Requirement:
Pull every line holding the string "هفته" from the records below.

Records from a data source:
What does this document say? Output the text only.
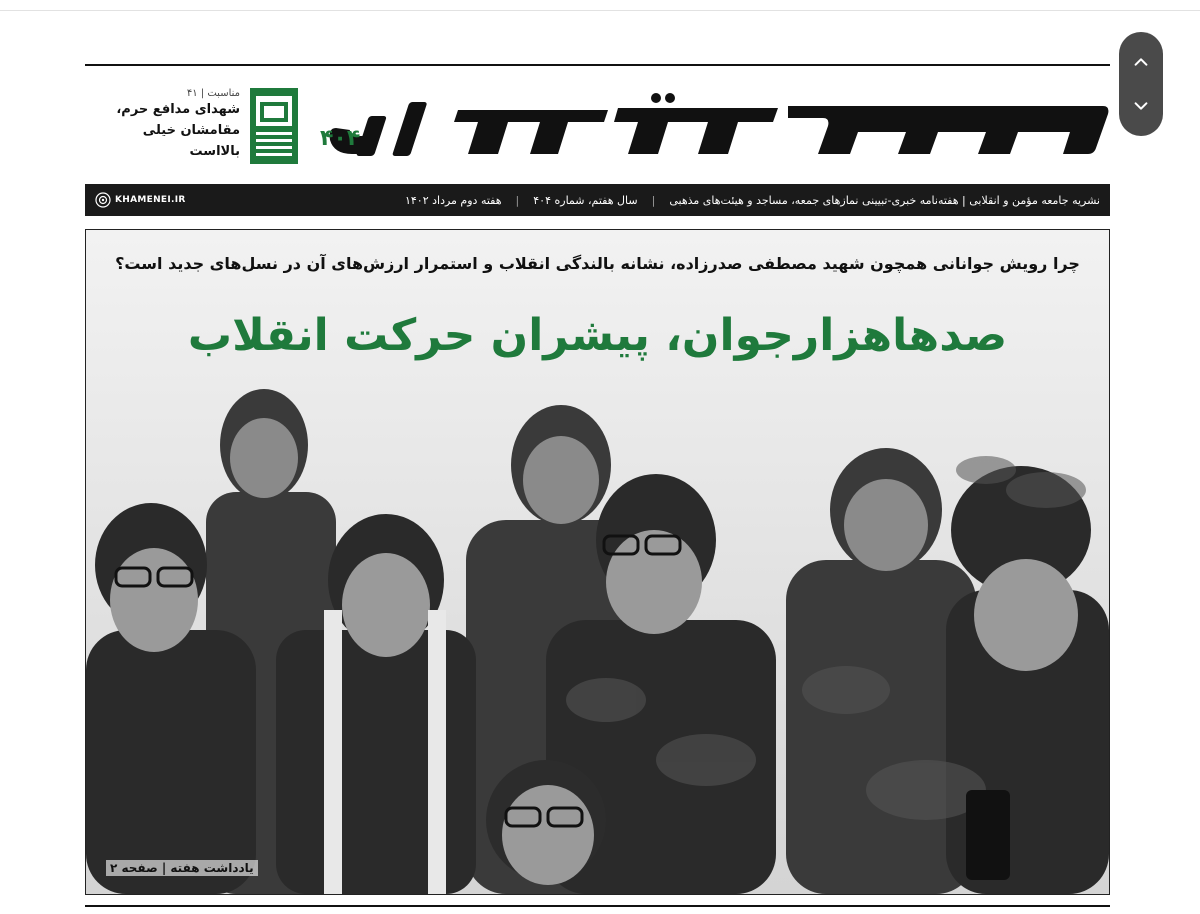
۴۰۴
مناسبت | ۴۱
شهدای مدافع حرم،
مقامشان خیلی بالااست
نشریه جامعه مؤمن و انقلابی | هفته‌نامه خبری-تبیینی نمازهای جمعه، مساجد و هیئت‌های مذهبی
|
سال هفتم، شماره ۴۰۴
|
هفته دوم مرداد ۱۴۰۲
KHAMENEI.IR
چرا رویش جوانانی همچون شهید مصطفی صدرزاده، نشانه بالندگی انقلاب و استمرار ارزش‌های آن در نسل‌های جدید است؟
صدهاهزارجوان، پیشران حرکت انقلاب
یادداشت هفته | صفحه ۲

Solution to this task:
نشریه جامعه مؤمن و انقلابی | هفته‌نامه خبری-تبیینی نمازهای جمعه، مساجد و هیئت‌های مذهبی
هفته دوم مرداد ۱۴۰۲
یادداشت هفته | صفحه ۲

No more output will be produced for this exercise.